#### Dataset ####
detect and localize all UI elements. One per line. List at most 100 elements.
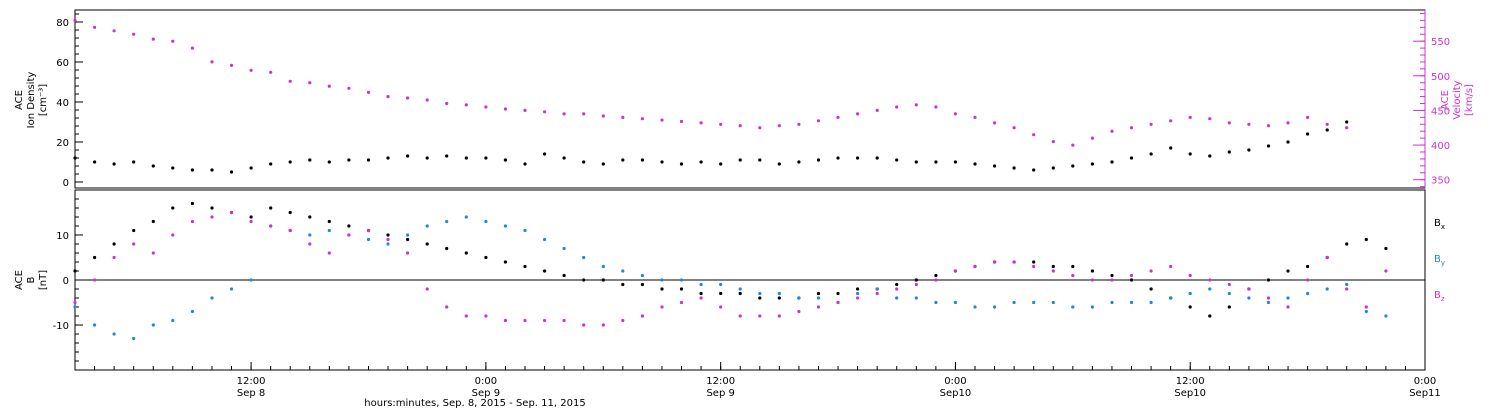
bx-point <box>1090 269 1094 273</box>
bx-point <box>1364 237 1368 242</box>
velocity-point <box>797 122 801 126</box>
bz-point <box>484 314 488 318</box>
density-point <box>425 156 429 160</box>
bz-point <box>288 228 292 233</box>
bx-point <box>445 246 449 251</box>
bx-point <box>132 228 136 233</box>
b-tick-label: 10 <box>56 231 69 242</box>
velocity-point <box>816 119 821 123</box>
bx-point <box>758 296 762 300</box>
density-point <box>523 162 527 166</box>
b-axis-label-2: B <box>26 276 37 283</box>
density-point <box>445 154 449 158</box>
bz-point <box>464 314 468 318</box>
density-point <box>386 156 390 160</box>
by-point <box>366 237 371 242</box>
density-point <box>562 156 566 160</box>
bz-point <box>406 251 410 255</box>
bx-point <box>679 287 684 291</box>
b-axis-label-1: ACE <box>14 270 25 290</box>
by-point <box>973 305 977 309</box>
bz-point <box>112 255 116 260</box>
velocity-point <box>640 117 645 121</box>
bz-point <box>875 291 879 296</box>
density-point <box>543 152 547 156</box>
x-tick-label-time: 0:00 <box>944 376 966 387</box>
velocity-point <box>73 18 77 22</box>
x-tick-label-time: 0:00 <box>1414 376 1436 387</box>
bx-point <box>1345 242 1349 246</box>
by-point <box>1090 305 1094 309</box>
bz-point <box>1090 278 1094 282</box>
velocity-point <box>190 46 194 50</box>
density-point <box>1149 152 1153 156</box>
velocity-tick-label: 550 <box>1431 37 1450 48</box>
bz-point <box>856 296 860 300</box>
bx-point <box>601 278 605 282</box>
by-point <box>660 278 664 282</box>
velocity-point <box>112 29 116 33</box>
bx-point <box>1208 314 1212 318</box>
bz-point <box>190 219 194 224</box>
bz-point <box>73 300 77 305</box>
by-point <box>797 296 801 300</box>
b-tick-label: -10 <box>53 321 69 332</box>
bz-point <box>1071 273 1075 278</box>
density-point <box>151 164 155 168</box>
velocity-point <box>1090 136 1094 140</box>
velocity-point <box>1110 129 1114 133</box>
x-tick-label-date: Sep10 <box>1174 388 1206 399</box>
velocity-point <box>406 96 410 100</box>
velocity-tick-label: 400 <box>1431 141 1450 152</box>
density-point <box>288 160 292 164</box>
by-point <box>875 287 879 291</box>
by-point <box>621 269 625 273</box>
velocity-point <box>601 114 605 118</box>
bz-point <box>738 314 742 318</box>
bz-point <box>1266 296 1271 300</box>
velocity-point <box>895 105 899 109</box>
bz-point <box>386 237 390 242</box>
bx-point <box>895 282 899 287</box>
x-tick-label-date: Sep 8 <box>237 388 265 399</box>
by-point <box>582 255 586 260</box>
by-point <box>816 296 821 300</box>
bz-point <box>836 300 840 305</box>
density-point <box>1286 140 1290 144</box>
by-point <box>151 323 155 327</box>
x-tick-label-time: 12:00 <box>237 376 266 387</box>
by-point <box>1364 309 1368 314</box>
density-point <box>601 162 605 166</box>
bz-point <box>249 219 253 224</box>
bx-point <box>1110 273 1114 278</box>
by-point <box>73 305 77 309</box>
velocity-point <box>269 70 273 74</box>
density-tick-label: 20 <box>56 138 69 149</box>
density-point <box>1188 152 1192 156</box>
density-point <box>1129 156 1134 160</box>
x-tick-label-date: Sep 9 <box>472 388 500 399</box>
bz-point <box>1306 278 1310 282</box>
velocity-point <box>993 121 997 125</box>
density-point <box>1325 128 1329 132</box>
bx-point <box>1384 246 1388 251</box>
bz-point <box>1227 282 1231 287</box>
velocity-point <box>229 63 234 67</box>
b-axis-label-3: [nT] <box>38 270 49 290</box>
bz-point <box>327 251 331 255</box>
bz-point <box>719 305 723 309</box>
by-point <box>190 309 194 314</box>
by-point <box>1149 300 1153 305</box>
density-point <box>1090 162 1094 166</box>
density-point <box>993 164 997 168</box>
density-point <box>73 156 77 160</box>
velocity-point <box>719 122 723 126</box>
bx-point <box>856 287 860 291</box>
velocity-point <box>93 25 97 29</box>
bz-point <box>1286 305 1290 309</box>
bz-point <box>1012 260 1016 264</box>
bx-point <box>738 291 742 296</box>
bx-point <box>1306 264 1310 269</box>
bz-point <box>1032 264 1036 269</box>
####
• _What is asked_: Could you output every line of the listing above verbatim, omitting the pictures?

• _Answer for the task_:
detect and localize all UI elements. One per line. List at most 100 elements.
bx-point <box>1090 269 1094 273</box>
bx-point <box>1364 237 1368 242</box>
velocity-point <box>797 122 801 126</box>
bz-point <box>484 314 488 318</box>
density-point <box>425 156 429 160</box>
bz-point <box>288 228 292 233</box>
bx-point <box>445 246 449 251</box>
bx-point <box>132 228 136 233</box>
b-tick-label: 10 <box>56 231 69 242</box>
velocity-point <box>816 119 821 123</box>
bx-point <box>758 296 762 300</box>
density-point <box>523 162 527 166</box>
b-axis-label-2: B <box>26 276 37 283</box>
density-point <box>445 154 449 158</box>
bz-point <box>464 314 468 318</box>
density-point <box>386 156 390 160</box>
by-point <box>366 237 371 242</box>
density-point <box>562 156 566 160</box>
bz-point <box>406 251 410 255</box>
bx-point <box>679 287 684 291</box>
b-axis-label-1: ACE <box>14 270 25 290</box>
by-point <box>973 305 977 309</box>
bz-point <box>112 255 116 260</box>
velocity-point <box>640 117 645 121</box>
bz-point <box>875 291 879 296</box>
density-point <box>543 152 547 156</box>
x-tick-label-time: 0:00 <box>944 376 966 387</box>
velocity-point <box>73 18 77 22</box>
x-tick-label-time: 0:00 <box>1414 376 1436 387</box>
bx-point <box>1345 242 1349 246</box>
by-point <box>1090 305 1094 309</box>
bz-point <box>1090 278 1094 282</box>
velocity-point <box>190 46 194 50</box>
density-point <box>1149 152 1153 156</box>
velocity-tick-label: 550 <box>1431 37 1450 48</box>
bz-point <box>856 296 860 300</box>
bx-point <box>601 278 605 282</box>
by-point <box>660 278 664 282</box>
velocity-point <box>112 29 116 33</box>
bx-point <box>1208 314 1212 318</box>
bz-point <box>190 219 194 224</box>
bz-point <box>73 300 77 305</box>
by-point <box>797 296 801 300</box>
b-tick-label: -10 <box>53 321 69 332</box>
bz-point <box>1071 273 1075 278</box>
density-point <box>151 164 155 168</box>
velocity-point <box>1090 136 1094 140</box>
velocity-point <box>1110 129 1114 133</box>
x-tick-label-date: Sep10 <box>1174 388 1206 399</box>
velocity-point <box>406 96 410 100</box>
velocity-tick-label: 400 <box>1431 141 1450 152</box>
density-point <box>288 160 292 164</box>
by-point <box>875 287 879 291</box>
by-point <box>621 269 625 273</box>
velocity-point <box>601 114 605 118</box>
bz-point <box>738 314 742 318</box>
bz-point <box>1266 296 1271 300</box>
velocity-point <box>895 105 899 109</box>
bz-point <box>386 237 390 242</box>
bx-point <box>895 282 899 287</box>
x-tick-label-date: Sep 8 <box>237 388 265 399</box>
by-point <box>582 255 586 260</box>
by-point <box>816 296 821 300</box>
bz-point <box>836 300 840 305</box>
density-point <box>1286 140 1290 144</box>
by-point <box>151 323 155 327</box>
x-tick-label-time: 12:00 <box>237 376 266 387</box>
by-point <box>1364 309 1368 314</box>
density-point <box>601 162 605 166</box>
bz-point <box>249 219 253 224</box>
bx-point <box>1110 273 1114 278</box>
by-point <box>73 305 77 309</box>
velocity-point <box>269 70 273 74</box>
density-tick-label: 20 <box>56 138 69 149</box>
density-point <box>1188 152 1192 156</box>
density-point <box>1129 156 1134 160</box>
x-tick-label-date: Sep 9 <box>472 388 500 399</box>
bz-point <box>1306 278 1310 282</box>
velocity-point <box>993 121 997 125</box>
density-point <box>1325 128 1329 132</box>
bx-point <box>1384 246 1388 251</box>
bz-point <box>1227 282 1231 287</box>
velocity-point <box>229 63 234 67</box>
b-axis-label-3: [nT] <box>38 270 49 290</box>
bz-point <box>327 251 331 255</box>
bz-point <box>719 305 723 309</box>
by-point <box>190 309 194 314</box>
by-point <box>1149 300 1153 305</box>
density-point <box>1090 162 1094 166</box>
density-point <box>993 164 997 168</box>
density-point <box>73 156 77 160</box>
velocity-point <box>719 122 723 126</box>
bx-point <box>856 287 860 291</box>
velocity-point <box>93 25 97 29</box>
bz-point <box>1286 305 1290 309</box>
bz-point <box>1012 260 1016 264</box>
bx-point <box>738 291 742 296</box>
bx-point <box>1306 264 1310 269</box>
bz-point <box>1032 264 1036 269</box>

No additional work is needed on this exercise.